**Work to be completed**
Return the material below in full and exactly.

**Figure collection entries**

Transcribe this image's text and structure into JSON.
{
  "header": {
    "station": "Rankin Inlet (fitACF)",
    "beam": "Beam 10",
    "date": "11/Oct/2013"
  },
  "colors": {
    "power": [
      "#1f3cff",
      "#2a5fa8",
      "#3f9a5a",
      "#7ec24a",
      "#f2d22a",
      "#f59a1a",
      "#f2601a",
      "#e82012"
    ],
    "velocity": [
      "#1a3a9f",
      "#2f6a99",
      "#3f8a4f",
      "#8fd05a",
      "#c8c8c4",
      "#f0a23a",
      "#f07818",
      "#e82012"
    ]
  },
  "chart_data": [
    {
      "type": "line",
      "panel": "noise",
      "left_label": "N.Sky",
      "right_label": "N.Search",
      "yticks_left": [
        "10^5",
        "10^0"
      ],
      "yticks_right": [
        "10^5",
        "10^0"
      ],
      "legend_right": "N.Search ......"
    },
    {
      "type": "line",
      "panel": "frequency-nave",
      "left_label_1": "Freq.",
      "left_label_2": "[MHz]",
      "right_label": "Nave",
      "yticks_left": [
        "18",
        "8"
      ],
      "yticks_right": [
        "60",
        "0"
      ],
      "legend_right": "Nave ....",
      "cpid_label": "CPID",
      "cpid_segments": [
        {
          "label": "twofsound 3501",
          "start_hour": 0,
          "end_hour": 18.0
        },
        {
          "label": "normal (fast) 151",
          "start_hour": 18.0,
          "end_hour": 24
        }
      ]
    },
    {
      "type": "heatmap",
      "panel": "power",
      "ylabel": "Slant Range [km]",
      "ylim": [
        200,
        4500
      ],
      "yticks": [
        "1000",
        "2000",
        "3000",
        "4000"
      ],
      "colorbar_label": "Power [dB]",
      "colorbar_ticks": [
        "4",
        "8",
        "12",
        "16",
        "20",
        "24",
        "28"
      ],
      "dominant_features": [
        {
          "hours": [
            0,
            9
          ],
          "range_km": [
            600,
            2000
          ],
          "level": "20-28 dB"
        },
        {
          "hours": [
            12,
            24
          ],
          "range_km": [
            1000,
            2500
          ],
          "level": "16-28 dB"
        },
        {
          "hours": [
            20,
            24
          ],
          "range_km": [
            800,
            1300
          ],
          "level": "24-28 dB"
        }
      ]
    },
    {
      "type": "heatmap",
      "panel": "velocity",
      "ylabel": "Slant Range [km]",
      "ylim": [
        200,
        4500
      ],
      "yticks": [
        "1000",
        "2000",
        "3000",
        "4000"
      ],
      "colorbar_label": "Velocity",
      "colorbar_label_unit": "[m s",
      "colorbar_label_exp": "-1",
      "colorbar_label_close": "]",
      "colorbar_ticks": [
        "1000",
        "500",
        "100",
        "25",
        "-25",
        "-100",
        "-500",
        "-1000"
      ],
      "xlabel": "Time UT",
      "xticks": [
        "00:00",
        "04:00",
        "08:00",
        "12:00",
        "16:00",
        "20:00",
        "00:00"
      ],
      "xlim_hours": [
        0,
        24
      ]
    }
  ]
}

**Solution to this task**
Transcribe this image's text and structure into JSON.
{
  "header": {
    "station": "Rankin Inlet (fitACF)",
    "beam": "Beam 10",
    "date": "11/Oct/2013"
  },
  "colors": {
    "power": [
      "#1f3cff",
      "#2a5fa8",
      "#3f9a5a",
      "#7ec24a",
      "#f2d22a",
      "#f59a1a",
      "#f2601a",
      "#e82012"
    ],
    "velocity": [
      "#1a3a9f",
      "#2f6a99",
      "#3f8a4f",
      "#8fd05a",
      "#c8c8c4",
      "#f0a23a",
      "#f07818",
      "#e82012"
    ]
  },
  "chart_data": [
    {
      "type": "line",
      "panel": "noise",
      "left_label": "N.Sky",
      "right_label": "N.Search",
      "yticks_left": [
        "10^5",
        "10^0"
      ],
      "yticks_right": [
        "10^5",
        "10^0"
      ],
      "legend_right": "N.Search ......"
    },
    {
      "type": "line",
      "panel": "frequency-nave",
      "left_label_1": "Freq.",
      "left_label_2": "[MHz]",
      "right_label": "Nave",
      "yticks_left": [
        "18",
        "8"
      ],
      "yticks_right": [
        "60",
        "0"
      ],
      "legend_right": "Nave ....",
      "cpid_label": "CPID",
      "cpid_segments": [
        {
          "label": "twofsound 3501",
          "start_hour": 0,
          "end_hour": 18.0
        },
        {
          "label": "normal (fast) 151",
          "start_hour": 18.0,
          "end_hour": 24
        }
      ]
    },
    {
      "type": "heatmap",
      "panel": "power",
      "ylabel": "Slant Range [km]",
      "ylim": [
        200,
        4500
      ],
      "yticks": [
        "1000",
        "2000",
        "3000",
        "4000"
      ],
      "colorbar_label": "Power [dB]",
      "colorbar_ticks": [
        "4",
        "8",
        "12",
        "16",
        "20",
        "24",
        "28"
      ],
      "dominant_features": [
        {
          "hours": [
            0,
            9
          ],
          "range_km": [
            600,
            2000
          ],
          "level": "20-28 dB"
        },
        {
          "hours": [
            12,
            24
          ],
          "range_km": [
            1000,
            2500
          ],
          "level": "16-28 dB"
        },
        {
          "hours": [
            20,
            24
          ],
          "range_km": [
            800,
            1300
          ],
          "level": "24-28 dB"
        }
      ]
    },
    {
      "type": "heatmap",
      "panel": "velocity",
      "ylabel": "Slant Range [km]",
      "ylim": [
        200,
        4500
      ],
      "yticks": [
        "1000",
        "2000",
        "3000",
        "4000"
      ],
      "colorbar_label": "Velocity",
      "colorbar_label_unit": "[m s",
      "colorbar_label_exp": "-1",
      "colorbar_label_close": "]",
      "colorbar_ticks": [
        "1000",
        "500",
        "100",
        "25",
        "-25",
        "-100",
        "-500",
        "-1000"
      ],
      "xlabel": "Time UT",
      "xticks": [
        "00:00",
        "04:00",
        "08:00",
        "12:00",
        "16:00",
        "20:00",
        "00:00"
      ],
      "xlim_hours": [
        0,
        24
      ]
    }
  ]
}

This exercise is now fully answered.